#### Task to complete
Copy out each line of the data that holds the word "importers".

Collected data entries
——————————

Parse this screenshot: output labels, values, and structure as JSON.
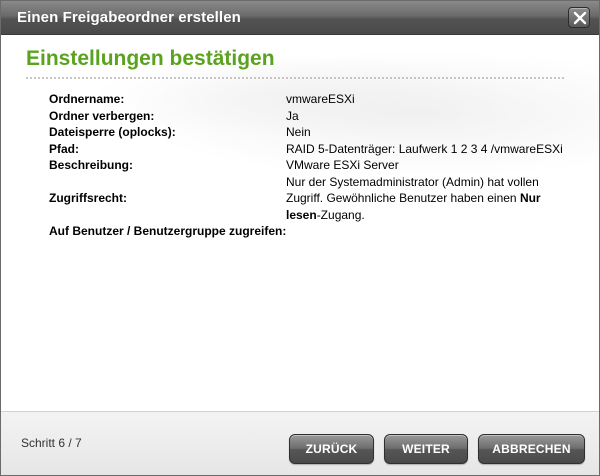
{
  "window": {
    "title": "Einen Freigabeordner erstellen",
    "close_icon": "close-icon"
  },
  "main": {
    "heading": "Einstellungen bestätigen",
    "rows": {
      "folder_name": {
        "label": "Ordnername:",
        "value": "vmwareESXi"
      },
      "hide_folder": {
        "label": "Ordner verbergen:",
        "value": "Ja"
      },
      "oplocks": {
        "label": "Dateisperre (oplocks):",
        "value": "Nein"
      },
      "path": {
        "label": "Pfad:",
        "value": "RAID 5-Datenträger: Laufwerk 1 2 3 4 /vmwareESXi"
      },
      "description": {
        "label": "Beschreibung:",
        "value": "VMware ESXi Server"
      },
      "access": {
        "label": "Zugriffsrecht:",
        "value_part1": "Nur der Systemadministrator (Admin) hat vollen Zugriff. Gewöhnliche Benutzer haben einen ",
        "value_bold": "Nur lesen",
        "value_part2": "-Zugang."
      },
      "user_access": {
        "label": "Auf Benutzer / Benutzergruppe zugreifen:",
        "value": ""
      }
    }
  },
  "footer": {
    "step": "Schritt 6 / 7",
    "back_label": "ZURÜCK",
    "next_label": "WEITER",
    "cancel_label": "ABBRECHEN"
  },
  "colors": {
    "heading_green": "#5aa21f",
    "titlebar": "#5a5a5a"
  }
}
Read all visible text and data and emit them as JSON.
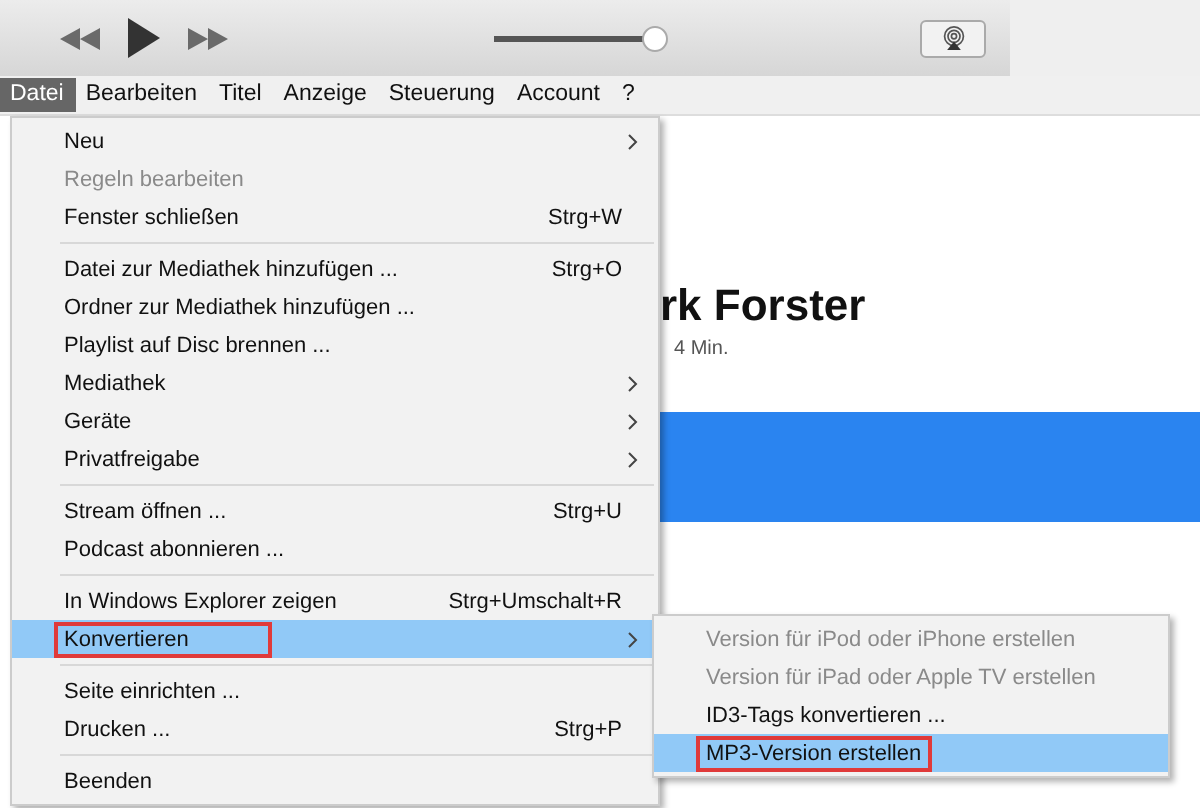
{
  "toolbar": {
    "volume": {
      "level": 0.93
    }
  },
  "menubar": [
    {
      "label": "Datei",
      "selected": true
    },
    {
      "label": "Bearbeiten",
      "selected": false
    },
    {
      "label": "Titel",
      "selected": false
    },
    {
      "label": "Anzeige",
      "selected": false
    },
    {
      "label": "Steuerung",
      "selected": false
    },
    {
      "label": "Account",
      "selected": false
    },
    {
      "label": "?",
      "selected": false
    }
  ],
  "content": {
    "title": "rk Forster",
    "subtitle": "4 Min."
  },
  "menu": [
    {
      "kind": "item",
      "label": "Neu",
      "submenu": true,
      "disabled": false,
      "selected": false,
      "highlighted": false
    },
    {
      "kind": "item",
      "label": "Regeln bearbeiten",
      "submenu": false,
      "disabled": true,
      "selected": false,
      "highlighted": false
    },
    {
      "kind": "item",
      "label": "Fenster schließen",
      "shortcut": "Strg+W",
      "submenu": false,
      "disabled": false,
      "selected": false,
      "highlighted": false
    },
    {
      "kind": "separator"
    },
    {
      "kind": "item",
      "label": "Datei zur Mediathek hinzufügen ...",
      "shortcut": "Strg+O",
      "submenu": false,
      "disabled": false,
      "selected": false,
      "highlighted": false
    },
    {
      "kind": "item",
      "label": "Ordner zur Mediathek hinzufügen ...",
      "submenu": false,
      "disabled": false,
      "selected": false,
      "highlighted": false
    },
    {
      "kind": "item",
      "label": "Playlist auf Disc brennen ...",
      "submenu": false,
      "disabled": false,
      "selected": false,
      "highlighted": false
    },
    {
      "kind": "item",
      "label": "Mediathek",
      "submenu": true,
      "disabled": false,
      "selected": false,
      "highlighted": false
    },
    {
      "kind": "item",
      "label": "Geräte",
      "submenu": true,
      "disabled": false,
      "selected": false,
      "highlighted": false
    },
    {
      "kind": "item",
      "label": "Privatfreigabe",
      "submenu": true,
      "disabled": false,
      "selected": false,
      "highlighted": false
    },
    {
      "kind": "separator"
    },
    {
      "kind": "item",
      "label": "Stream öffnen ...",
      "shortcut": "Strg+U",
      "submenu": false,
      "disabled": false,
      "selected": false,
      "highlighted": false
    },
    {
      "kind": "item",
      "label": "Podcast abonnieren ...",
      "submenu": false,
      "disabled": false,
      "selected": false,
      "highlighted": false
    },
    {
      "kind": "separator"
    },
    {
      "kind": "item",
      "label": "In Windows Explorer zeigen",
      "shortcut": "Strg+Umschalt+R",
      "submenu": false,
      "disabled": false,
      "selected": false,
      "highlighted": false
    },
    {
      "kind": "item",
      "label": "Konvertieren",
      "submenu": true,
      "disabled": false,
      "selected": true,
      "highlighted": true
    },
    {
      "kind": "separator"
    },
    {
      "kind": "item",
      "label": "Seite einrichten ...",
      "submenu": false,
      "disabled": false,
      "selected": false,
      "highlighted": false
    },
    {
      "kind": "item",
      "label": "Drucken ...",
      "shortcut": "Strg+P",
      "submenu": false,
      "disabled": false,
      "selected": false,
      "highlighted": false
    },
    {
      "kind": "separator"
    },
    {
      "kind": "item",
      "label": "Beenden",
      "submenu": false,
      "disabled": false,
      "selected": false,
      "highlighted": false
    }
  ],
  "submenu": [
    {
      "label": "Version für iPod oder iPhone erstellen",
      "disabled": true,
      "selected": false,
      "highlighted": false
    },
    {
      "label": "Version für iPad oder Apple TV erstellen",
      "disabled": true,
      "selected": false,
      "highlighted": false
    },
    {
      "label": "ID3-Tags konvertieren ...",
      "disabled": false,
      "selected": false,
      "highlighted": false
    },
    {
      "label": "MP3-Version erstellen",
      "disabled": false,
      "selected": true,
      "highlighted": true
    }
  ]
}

——————————

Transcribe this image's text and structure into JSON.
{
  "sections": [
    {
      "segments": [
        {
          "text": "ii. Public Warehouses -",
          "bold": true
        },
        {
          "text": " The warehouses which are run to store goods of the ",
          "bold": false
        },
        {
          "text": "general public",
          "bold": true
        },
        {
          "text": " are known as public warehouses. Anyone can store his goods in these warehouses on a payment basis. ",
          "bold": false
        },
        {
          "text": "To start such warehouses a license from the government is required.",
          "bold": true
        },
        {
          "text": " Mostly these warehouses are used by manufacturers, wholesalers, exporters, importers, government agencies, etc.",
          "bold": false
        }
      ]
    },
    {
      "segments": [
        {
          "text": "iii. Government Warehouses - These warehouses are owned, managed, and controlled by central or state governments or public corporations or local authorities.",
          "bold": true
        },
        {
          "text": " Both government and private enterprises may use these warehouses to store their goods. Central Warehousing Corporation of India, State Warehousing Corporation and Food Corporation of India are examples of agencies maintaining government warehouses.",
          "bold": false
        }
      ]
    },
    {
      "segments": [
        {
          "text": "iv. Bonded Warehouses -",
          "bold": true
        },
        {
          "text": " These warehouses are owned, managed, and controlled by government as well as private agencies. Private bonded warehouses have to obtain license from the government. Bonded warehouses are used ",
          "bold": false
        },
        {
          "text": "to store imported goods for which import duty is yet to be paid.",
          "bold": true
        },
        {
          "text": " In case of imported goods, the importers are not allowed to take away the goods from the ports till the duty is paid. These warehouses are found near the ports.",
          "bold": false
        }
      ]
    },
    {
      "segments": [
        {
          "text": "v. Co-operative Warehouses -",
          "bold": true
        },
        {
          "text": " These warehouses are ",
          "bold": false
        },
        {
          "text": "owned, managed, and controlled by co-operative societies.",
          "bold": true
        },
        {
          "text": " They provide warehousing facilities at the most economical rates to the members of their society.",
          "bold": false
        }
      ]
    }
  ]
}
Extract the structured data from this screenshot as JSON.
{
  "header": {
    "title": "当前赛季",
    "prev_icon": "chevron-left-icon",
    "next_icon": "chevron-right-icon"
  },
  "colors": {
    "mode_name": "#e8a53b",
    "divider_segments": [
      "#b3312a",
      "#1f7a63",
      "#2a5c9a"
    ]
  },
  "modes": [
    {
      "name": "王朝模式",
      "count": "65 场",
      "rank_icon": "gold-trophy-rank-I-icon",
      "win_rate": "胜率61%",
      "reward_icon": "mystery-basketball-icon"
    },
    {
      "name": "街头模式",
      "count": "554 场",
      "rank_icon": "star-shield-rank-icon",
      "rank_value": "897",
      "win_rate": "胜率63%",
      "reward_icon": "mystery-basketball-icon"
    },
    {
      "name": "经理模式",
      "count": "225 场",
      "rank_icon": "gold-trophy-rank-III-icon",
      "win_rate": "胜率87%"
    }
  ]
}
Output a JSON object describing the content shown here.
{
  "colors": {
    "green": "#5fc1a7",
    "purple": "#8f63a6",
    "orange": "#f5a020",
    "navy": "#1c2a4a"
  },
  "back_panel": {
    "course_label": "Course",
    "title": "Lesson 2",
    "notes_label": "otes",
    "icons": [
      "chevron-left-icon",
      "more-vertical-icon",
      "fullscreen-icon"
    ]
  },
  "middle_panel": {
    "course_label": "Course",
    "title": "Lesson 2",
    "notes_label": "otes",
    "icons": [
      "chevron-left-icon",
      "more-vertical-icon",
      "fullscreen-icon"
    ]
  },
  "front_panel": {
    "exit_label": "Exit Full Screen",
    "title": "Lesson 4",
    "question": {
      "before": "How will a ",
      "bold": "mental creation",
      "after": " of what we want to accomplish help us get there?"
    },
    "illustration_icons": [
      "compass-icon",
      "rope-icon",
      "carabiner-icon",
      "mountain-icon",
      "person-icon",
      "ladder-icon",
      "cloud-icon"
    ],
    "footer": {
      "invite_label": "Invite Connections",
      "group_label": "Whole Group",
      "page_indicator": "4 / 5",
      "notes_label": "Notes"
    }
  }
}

——————————

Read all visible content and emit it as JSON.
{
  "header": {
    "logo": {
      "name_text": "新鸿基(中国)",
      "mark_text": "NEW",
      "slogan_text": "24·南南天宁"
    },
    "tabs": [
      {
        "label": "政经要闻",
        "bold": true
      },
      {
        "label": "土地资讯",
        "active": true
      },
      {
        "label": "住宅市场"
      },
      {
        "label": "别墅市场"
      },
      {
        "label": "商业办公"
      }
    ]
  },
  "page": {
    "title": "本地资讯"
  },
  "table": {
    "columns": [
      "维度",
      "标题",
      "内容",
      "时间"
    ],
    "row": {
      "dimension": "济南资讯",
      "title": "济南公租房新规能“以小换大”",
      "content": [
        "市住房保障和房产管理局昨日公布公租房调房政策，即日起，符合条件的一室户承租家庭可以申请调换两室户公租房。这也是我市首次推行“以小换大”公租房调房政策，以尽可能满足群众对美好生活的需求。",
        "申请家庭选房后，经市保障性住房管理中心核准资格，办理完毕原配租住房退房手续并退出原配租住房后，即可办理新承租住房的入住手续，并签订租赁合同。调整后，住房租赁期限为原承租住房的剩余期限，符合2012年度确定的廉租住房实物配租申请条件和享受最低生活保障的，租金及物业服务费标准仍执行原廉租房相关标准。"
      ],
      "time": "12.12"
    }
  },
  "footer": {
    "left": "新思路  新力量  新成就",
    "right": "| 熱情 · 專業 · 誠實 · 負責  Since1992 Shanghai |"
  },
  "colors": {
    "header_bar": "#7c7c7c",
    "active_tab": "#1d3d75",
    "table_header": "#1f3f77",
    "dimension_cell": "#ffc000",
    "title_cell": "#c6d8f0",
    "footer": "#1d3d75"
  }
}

——————————

#### Exercise response
          "text": " Mostly these warehouses are used by manufacturers, wholesalers, exporters, importers, government agencies, etc.",
          "text": " In case of imported goods, the importers are not allowed to take away the goods from the ports till the duty is paid. These warehouses are found near the ports.",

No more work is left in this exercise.